Given request
Restate each entry word for word, leaving nothing out.

>> start

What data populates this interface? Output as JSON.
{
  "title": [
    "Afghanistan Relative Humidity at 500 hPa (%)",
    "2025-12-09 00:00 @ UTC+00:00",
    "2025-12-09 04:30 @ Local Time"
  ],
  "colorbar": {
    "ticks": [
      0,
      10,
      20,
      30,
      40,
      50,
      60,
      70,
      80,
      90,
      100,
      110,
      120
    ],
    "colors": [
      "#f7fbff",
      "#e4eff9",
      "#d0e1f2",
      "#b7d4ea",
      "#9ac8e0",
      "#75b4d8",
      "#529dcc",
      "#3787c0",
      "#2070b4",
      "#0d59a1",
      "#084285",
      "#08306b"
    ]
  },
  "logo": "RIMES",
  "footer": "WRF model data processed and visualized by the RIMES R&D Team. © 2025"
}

>> end

The response
What data populates this interface? Output as JSON.
{
  "title": [
    "Afghanistan Relative Humidity at 500 hPa (%)",
    "2025-12-09 00:00 @ UTC+00:00",
    "2025-12-09 04:30 @ Local Time"
  ],
  "colorbar": {
    "ticks": [
      0,
      10,
      20,
      30,
      40,
      50,
      60,
      70,
      80,
      90,
      100,
      110,
      120
    ],
    "colors": [
      "#f7fbff",
      "#e4eff9",
      "#d0e1f2",
      "#b7d4ea",
      "#9ac8e0",
      "#75b4d8",
      "#529dcc",
      "#3787c0",
      "#2070b4",
      "#0d59a1",
      "#084285",
      "#08306b"
    ]
  },
  "logo": "RIMES",
  "footer": "WRF model data processed and visualized by the RIMES R&D Team. © 2025"
}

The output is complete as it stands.